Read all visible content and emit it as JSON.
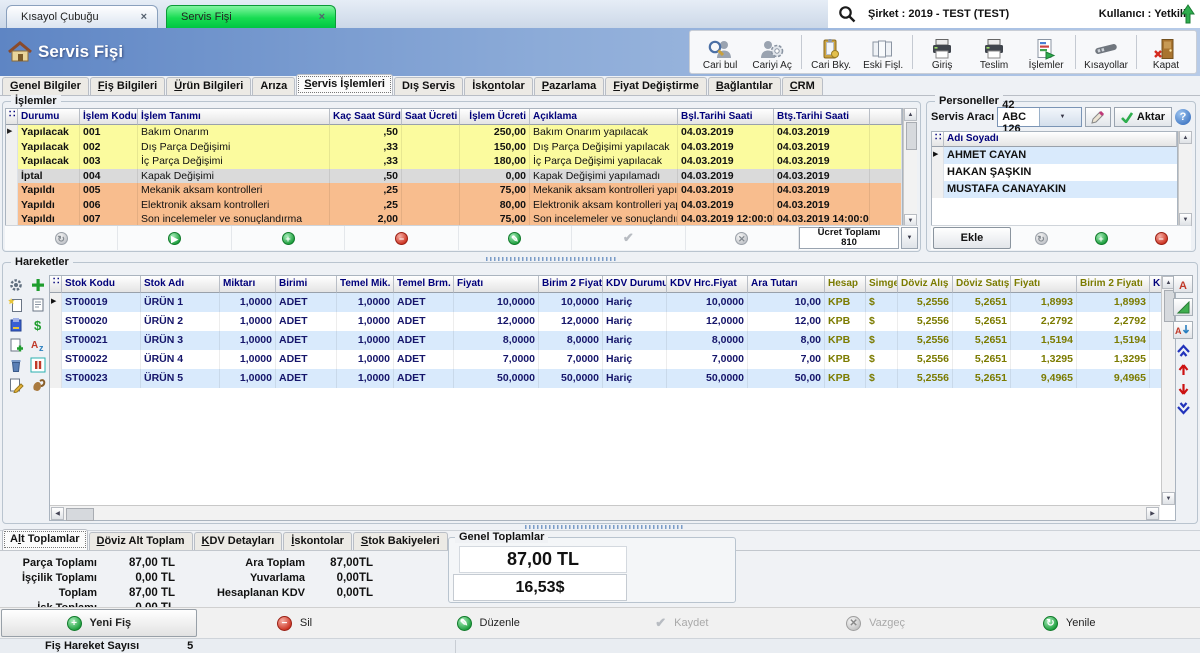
{
  "window": {
    "doc_tabs": [
      {
        "label": "Kısayol Çubuğu",
        "active": false
      },
      {
        "label": "Servis Fişi",
        "active": true
      }
    ],
    "company": "Şirket : 2019 - TEST (TEST)",
    "user": "Kullanıcı : Yetkili"
  },
  "header": {
    "title": "Servis Fişi",
    "toolbar": [
      {
        "label": "Cari bul",
        "icon": "person-search-icon"
      },
      {
        "label": "Cariyi Aç",
        "icon": "person-gear-icon"
      },
      {
        "label": "Cari Bky.",
        "icon": "clipboard-icon"
      },
      {
        "label": "Eski Fişl.",
        "icon": "pages-icon"
      },
      {
        "label": "Giriş",
        "icon": "printer-icon"
      },
      {
        "label": "Teslim",
        "icon": "printer-icon"
      },
      {
        "label": "İşlemler",
        "icon": "document-actions-icon"
      },
      {
        "label": "Kısayollar",
        "icon": "remote-icon"
      },
      {
        "label": "Kapat",
        "icon": "door-close-icon"
      }
    ]
  },
  "nav_tabs": {
    "active_index": 4,
    "items": [
      {
        "label": "Genel Bilgiler",
        "u": 0
      },
      {
        "label": "Fiş Bilgileri",
        "u": 0
      },
      {
        "label": "Ürün Bilgileri",
        "u": 0
      },
      {
        "label": "Arıza",
        "u": -1
      },
      {
        "label": "Servis İşlemleri",
        "u": 0
      },
      {
        "label": "Dış Servis",
        "u": 7
      },
      {
        "label": "İskontolar",
        "u": 3
      },
      {
        "label": "Pazarlama",
        "u": 0
      },
      {
        "label": "Fiyat Değiştirme",
        "u": 0
      },
      {
        "label": "Bağlantılar",
        "u": 0
      },
      {
        "label": "CRM",
        "u": 0
      }
    ]
  },
  "islemler": {
    "title": "İşlemler",
    "columns": [
      "Durumu",
      "İşlem Kodu",
      "İşlem Tanımı",
      "Kaç Saat Sürdü",
      "Saat Ücreti",
      "İşlem Ücreti",
      "Açıklama",
      "Bşl.Tarihi Saati",
      "Btş.Tarihi Saati"
    ],
    "status_colors": {
      "Yapılacak": "#fbfb9e",
      "İptal": "#dadada",
      "Yapıldı": "#f8bd8e"
    },
    "rows": [
      {
        "durumu": "Yapılacak",
        "islem_kodu": "001",
        "islem_tanimi": "Bakım Onarım",
        "kac_saat": ",50",
        "saat_ucreti": "",
        "islem_ucreti": "250,00",
        "aciklama": "Bakım Onarım yapılacak",
        "bsl": "04.03.2019",
        "bts": "04.03.2019",
        "selected": true
      },
      {
        "durumu": "Yapılacak",
        "islem_kodu": "002",
        "islem_tanimi": "Dış Parça Değişimi",
        "kac_saat": ",33",
        "saat_ucreti": "",
        "islem_ucreti": "150,00",
        "aciklama": "Dış Parça Değişimi yapılacak",
        "bsl": "04.03.2019",
        "bts": "04.03.2019"
      },
      {
        "durumu": "Yapılacak",
        "islem_kodu": "003",
        "islem_tanimi": "İç Parça Değişimi",
        "kac_saat": ",33",
        "saat_ucreti": "",
        "islem_ucreti": "180,00",
        "aciklama": "İç Parça Değişimi yapılacak",
        "bsl": "04.03.2019",
        "bts": "04.03.2019"
      },
      {
        "durumu": "İptal",
        "islem_kodu": "004",
        "islem_tanimi": "Kapak Değişimi",
        "kac_saat": ",50",
        "saat_ucreti": "",
        "islem_ucreti": "0,00",
        "aciklama": "Kapak Değişimi yapılamadı",
        "bsl": "04.03.2019",
        "bts": "04.03.2019"
      },
      {
        "durumu": "Yapıldı",
        "islem_kodu": "005",
        "islem_tanimi": "Mekanik aksam kontrolleri",
        "kac_saat": ",25",
        "saat_ucreti": "",
        "islem_ucreti": "75,00",
        "aciklama": "Mekanik aksam kontrolleri yapıldı",
        "bsl": "04.03.2019",
        "bts": "04.03.2019"
      },
      {
        "durumu": "Yapıldı",
        "islem_kodu": "006",
        "islem_tanimi": "Elektronik aksam kontrolleri",
        "kac_saat": ",25",
        "saat_ucreti": "",
        "islem_ucreti": "80,00",
        "aciklama": "Elektronik aksam kontrolleri yapıldı",
        "bsl": "04.03.2019",
        "bts": "04.03.2019"
      },
      {
        "durumu": "Yapıldı",
        "islem_kodu": "007",
        "islem_tanimi": "Son incelemeler ve sonuçlandırma",
        "kac_saat": "2,00",
        "saat_ucreti": "",
        "islem_ucreti": "75,00",
        "aciklama": "Son incelemeler ve sonuçlandırma yapıl",
        "bsl": "04.03.2019 12:00:00",
        "bts": "04.03.2019 14:00:00"
      }
    ],
    "ucret_toplami_label": "Ücret Toplamı",
    "ucret_toplami_value": "810"
  },
  "personeller": {
    "title": "Personeller",
    "servis_araci_label": "Servis Aracı",
    "servis_araci_value": "42 ABC 126",
    "aktar_label": "Aktar",
    "name_column": "Adı Soyadı",
    "people": [
      "AHMET CAYAN",
      "HAKAN ŞAŞKIN",
      "MUSTAFA CANAYAKIN"
    ],
    "selected_index": 0,
    "ekle_label": "Ekle"
  },
  "hareketler": {
    "title": "Hareketler",
    "columns": [
      "Stok Kodu",
      "Stok Adı",
      "Miktarı",
      "Birimi",
      "Temel Mik.",
      "Temel Brm.",
      "Fiyatı",
      "Birim 2 Fiyatı",
      "KDV Durumu",
      "KDV Hrc.Fiyat",
      "Ara Tutarı",
      "Hesap",
      "Simge",
      "Döviz Alış",
      "Döviz Satış",
      "Fiyatı",
      "Birim 2 Fiyatı",
      "KDV H"
    ],
    "stripe_color": "#d9eafc",
    "text_color": "#15156a",
    "currency_text_color": "#7b7b00",
    "rows": [
      [
        "ST00019",
        "ÜRÜN 1",
        "1,0000",
        "ADET",
        "1,0000",
        "ADET",
        "10,0000",
        "10,0000",
        "Hariç",
        "10,0000",
        "10,00",
        "KPB",
        "$",
        "5,2556",
        "5,2651",
        "1,8993",
        "1,8993",
        ""
      ],
      [
        "ST00020",
        "ÜRÜN 2",
        "1,0000",
        "ADET",
        "1,0000",
        "ADET",
        "12,0000",
        "12,0000",
        "Hariç",
        "12,0000",
        "12,00",
        "KPB",
        "$",
        "5,2556",
        "5,2651",
        "2,2792",
        "2,2792",
        ""
      ],
      [
        "ST00021",
        "ÜRÜN 3",
        "1,0000",
        "ADET",
        "1,0000",
        "ADET",
        "8,0000",
        "8,0000",
        "Hariç",
        "8,0000",
        "8,00",
        "KPB",
        "$",
        "5,2556",
        "5,2651",
        "1,5194",
        "1,5194",
        ""
      ],
      [
        "ST00022",
        "ÜRÜN 4",
        "1,0000",
        "ADET",
        "1,0000",
        "ADET",
        "7,0000",
        "7,0000",
        "Hariç",
        "7,0000",
        "7,00",
        "KPB",
        "$",
        "5,2556",
        "5,2651",
        "1,3295",
        "1,3295",
        ""
      ],
      [
        "ST00023",
        "ÜRÜN 5",
        "1,0000",
        "ADET",
        "1,0000",
        "ADET",
        "50,0000",
        "50,0000",
        "Hariç",
        "50,0000",
        "50,00",
        "KPB",
        "$",
        "5,2556",
        "5,2651",
        "9,4965",
        "9,4965",
        ""
      ]
    ]
  },
  "bottom": {
    "tabs": {
      "active_index": 0,
      "items": [
        {
          "label": "Alt Toplamlar",
          "u": 1
        },
        {
          "label": "Döviz Alt Toplam",
          "u": 0
        },
        {
          "label": "KDV Detayları",
          "u": 0
        },
        {
          "label": "İskontolar",
          "u": 0
        },
        {
          "label": "Stok Bakiyeleri",
          "u": 0
        }
      ]
    },
    "left_totals": [
      {
        "label": "Parça Toplamı",
        "value": "87,00 TL"
      },
      {
        "label": "İşçilik Toplamı",
        "value": "0,00 TL"
      },
      {
        "label": "Toplam",
        "value": "87,00 TL"
      },
      {
        "label": "İsk.Toplamı",
        "value": "0,00 TL"
      }
    ],
    "mid_totals": [
      {
        "label": "Ara Toplam",
        "value": "87,00TL"
      },
      {
        "label": "Yuvarlama",
        "value": "0,00TL"
      },
      {
        "label": "Hesaplanan KDV",
        "value": "0,00TL"
      }
    ],
    "genel": {
      "title": "Genel Toplamlar",
      "tl": "87,00 TL",
      "usd": "16,53$"
    }
  },
  "actions": {
    "items": [
      {
        "label": "Yeni Fiş",
        "state": "primary"
      },
      {
        "label": "Sil",
        "state": "normal"
      },
      {
        "label": "Düzenle",
        "state": "normal"
      },
      {
        "label": "Kaydet",
        "state": "disabled"
      },
      {
        "label": "Vazgeç",
        "state": "disabled"
      },
      {
        "label": "Yenile",
        "state": "normal"
      }
    ]
  },
  "statusbar": {
    "label": "Fiş Hareket Sayısı",
    "value": "5"
  }
}
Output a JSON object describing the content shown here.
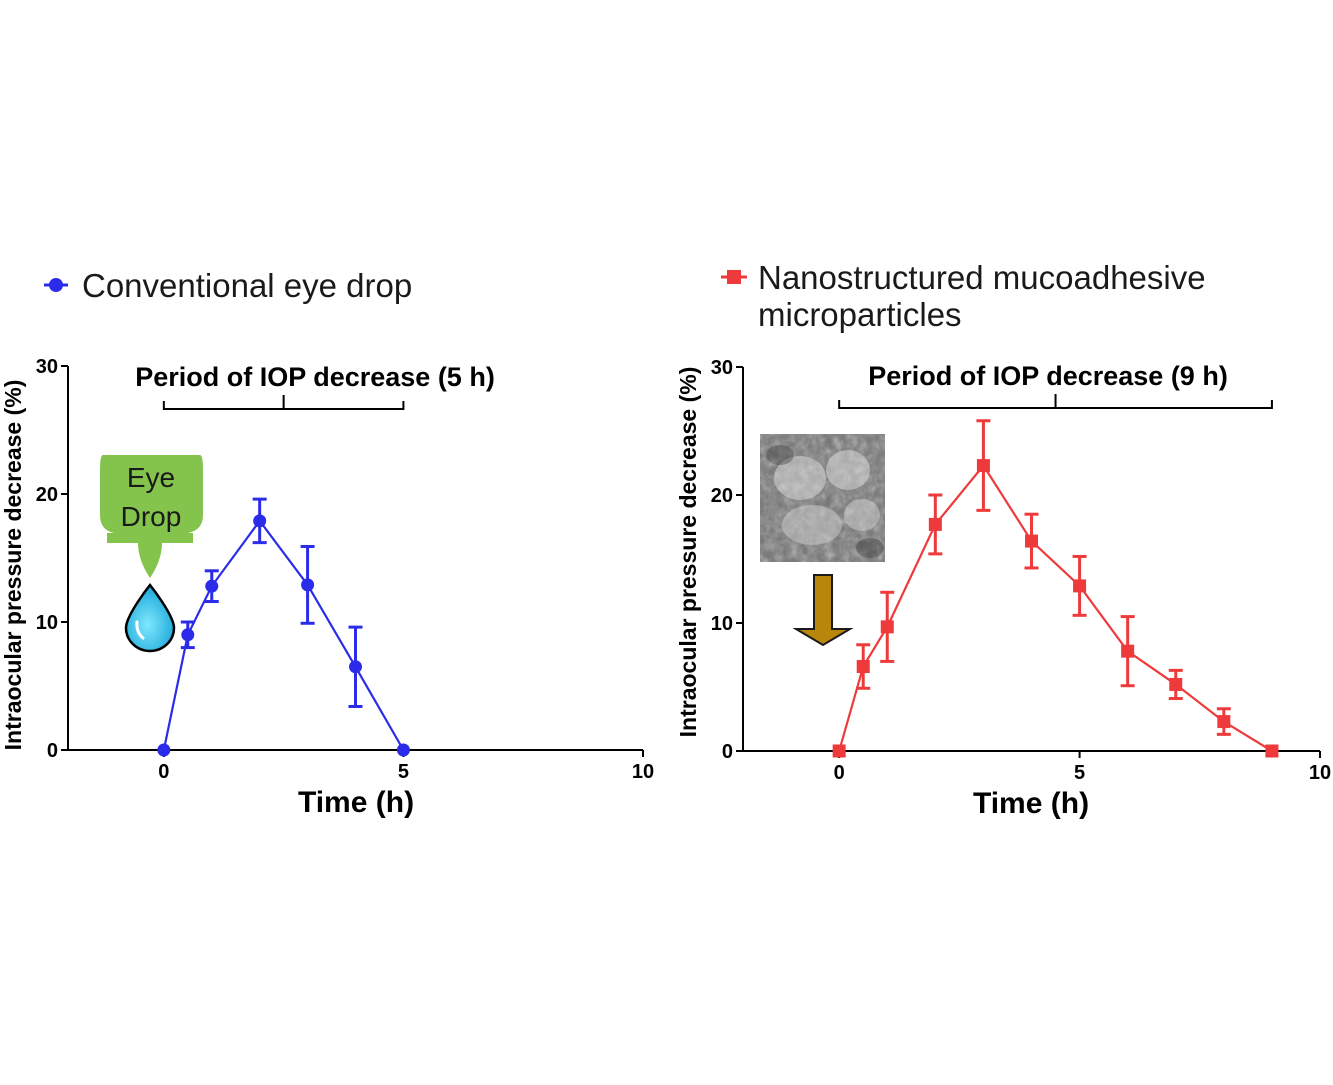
{
  "chart_data": [
    {
      "type": "line",
      "legend": "Conventional eye drop",
      "color": "#2b2bea",
      "marker": "circle",
      "xlabel": "Time  (h)",
      "ylabel": "Intraocular pressure decrease (%)",
      "xlim": [
        -2,
        10
      ],
      "ylim": [
        0,
        30
      ],
      "xticks": [
        0,
        5,
        10
      ],
      "yticks": [
        0,
        10,
        20,
        30
      ],
      "annotation": "Period of IOP decrease (5 h)",
      "bracket_x": [
        0,
        5
      ],
      "icon": {
        "name": "eye-drop-bottle-icon",
        "label_line1": "Eye",
        "label_line2": "Drop"
      },
      "series": [
        {
          "x": [
            0,
            0.5,
            1,
            2,
            3,
            4,
            5
          ],
          "y": [
            0,
            9,
            12.8,
            17.9,
            12.9,
            6.5,
            0
          ],
          "err": [
            0,
            1.0,
            1.2,
            1.7,
            3.0,
            3.1,
            0
          ]
        }
      ]
    },
    {
      "type": "line",
      "legend_line1": "Nanostructured mucoadhesive",
      "legend_line2": "microparticles",
      "color": "#ee3a3a",
      "marker": "square",
      "xlabel": "Time  (h)",
      "ylabel": "Intraocular pressure decrease (%)",
      "xlim": [
        -2,
        10
      ],
      "ylim": [
        0,
        30
      ],
      "xticks": [
        0,
        5,
        10
      ],
      "yticks": [
        0,
        10,
        20,
        30
      ],
      "annotation": "Period of IOP decrease (9 h)",
      "bracket_x": [
        0,
        9
      ],
      "icon": {
        "name": "microparticle-sem-image",
        "arrow": "down-arrow-icon"
      },
      "series": [
        {
          "x": [
            0,
            0.5,
            1,
            2,
            3,
            4,
            5,
            6,
            7,
            8,
            9
          ],
          "y": [
            0,
            6.6,
            9.7,
            17.7,
            22.3,
            16.4,
            12.9,
            7.8,
            5.2,
            2.3,
            0
          ],
          "err": [
            0,
            1.7,
            2.7,
            2.3,
            3.5,
            2.1,
            2.3,
            2.7,
            1.1,
            1.0,
            0
          ]
        }
      ]
    }
  ]
}
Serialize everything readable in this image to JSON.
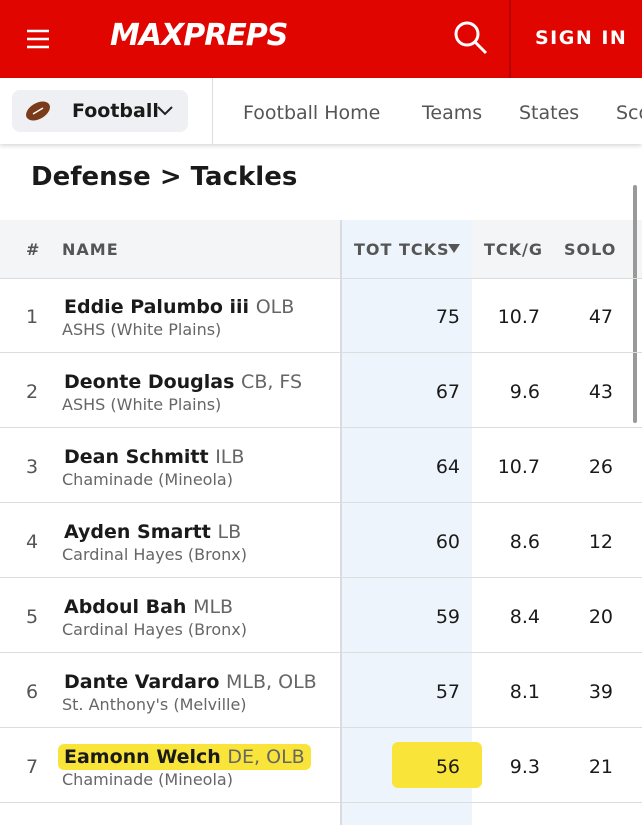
{
  "header": {
    "logo": "MAXPREPS",
    "sign_in": "SIGN IN"
  },
  "sport": "Football",
  "nav": [
    "Football Home",
    "Teams",
    "States",
    "Scores"
  ],
  "title": "Defense > Tackles",
  "table": {
    "columns": [
      "#",
      "NAME",
      "TOT TCKS",
      "TCK/G",
      "SOLO"
    ],
    "rows": [
      [
        1,
        "Eddie Palumbo iii",
        "OLB",
        "ASHS (White Plains)",
        75,
        10.7,
        47
      ],
      [
        2,
        "Deonte Douglas",
        "CB, FS",
        "ASHS (White Plains)",
        67,
        9.6,
        43
      ],
      [
        3,
        "Dean Schmitt",
        "ILB",
        "Chaminade (Mineola)",
        64,
        10.7,
        26
      ],
      [
        4,
        "Ayden Smartt",
        "LB",
        "Cardinal Hayes (Bronx)",
        60,
        8.6,
        12
      ],
      [
        5,
        "Abdoul Bah",
        "MLB",
        "Cardinal Hayes (Bronx)",
        59,
        8.4,
        20
      ],
      [
        6,
        "Dante Vardaro",
        "MLB, OLB",
        "St. Anthony's (Melville)",
        57,
        8.1,
        39
      ],
      [
        7,
        "Eamonn Welch",
        "DE, OLB",
        "Chaminade (Mineola)",
        56,
        9.3,
        21
      ]
    ]
  }
}
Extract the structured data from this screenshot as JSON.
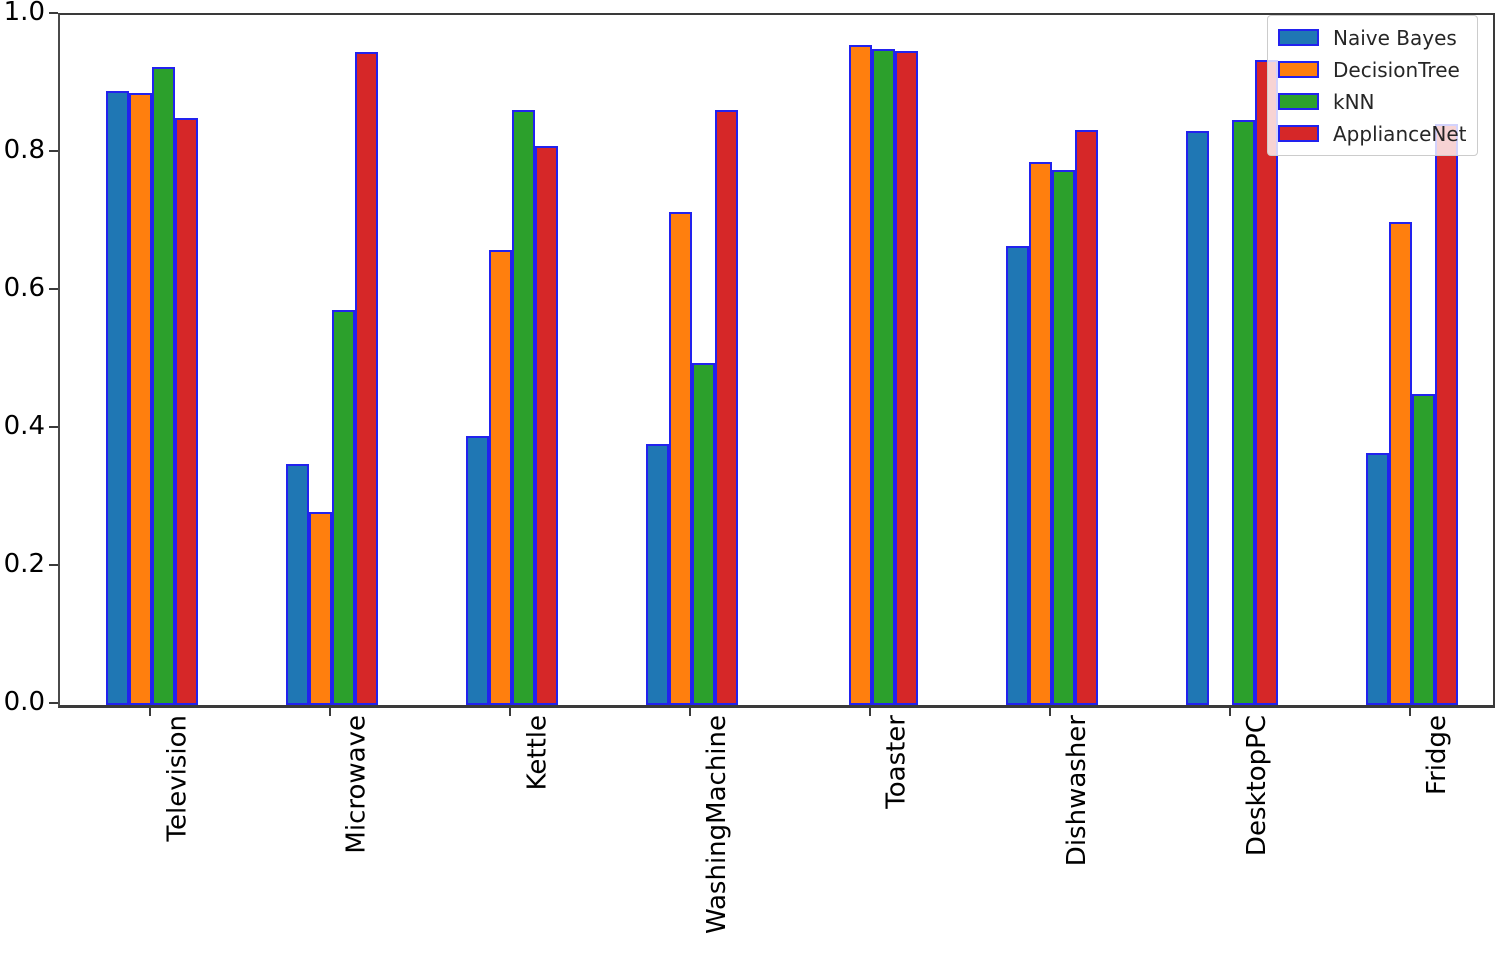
{
  "chart_data": {
    "type": "bar",
    "title": "",
    "xlabel": "",
    "ylabel": "",
    "categories": [
      "Television",
      "Microwave",
      "Kettle",
      "WashingMachine",
      "Toaster",
      "Dishwasher",
      "DesktopPC",
      "Fridge"
    ],
    "series": [
      {
        "name": "Naive Bayes",
        "color": "#1f77b4",
        "values": [
          0.89,
          0.35,
          0.39,
          0.378,
          0.0,
          0.665,
          0.832,
          0.365
        ]
      },
      {
        "name": "DecisionTree",
        "color": "#ff7f0e",
        "values": [
          0.887,
          0.28,
          0.66,
          0.715,
          0.957,
          0.787,
          0.0,
          0.7
        ]
      },
      {
        "name": "kNN",
        "color": "#2ca02c",
        "values": [
          0.925,
          0.573,
          0.862,
          0.495,
          0.95,
          0.775,
          0.848,
          0.45
        ]
      },
      {
        "name": "ApplianceNet",
        "color": "#d62728",
        "values": [
          0.85,
          0.947,
          0.81,
          0.862,
          0.948,
          0.833,
          0.935,
          0.842
        ]
      }
    ],
    "ylim": [
      0.0,
      1.0
    ],
    "yticks": [
      "0.0",
      "0.2",
      "0.4",
      "0.6",
      "0.8",
      "1.0"
    ],
    "xtick_rotation_deg": -90,
    "grid": false,
    "legend_position": "upper right",
    "bar_edge_color": "#2222ee",
    "missing_bars": [
      {
        "category": "Toaster",
        "series": "Naive Bayes"
      },
      {
        "category": "DesktopPC",
        "series": "DecisionTree"
      }
    ]
  }
}
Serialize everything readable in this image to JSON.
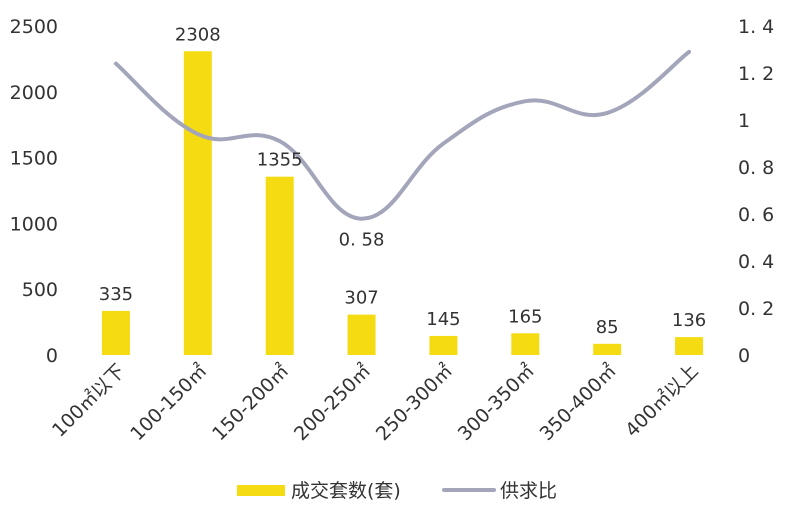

****************

→ **Instruction**
Where a line of the records above holds the word "Bayes", copy that line.

→ **Finished task**
        "name": "Naive Bayes",
        "series": "Naive Bayes"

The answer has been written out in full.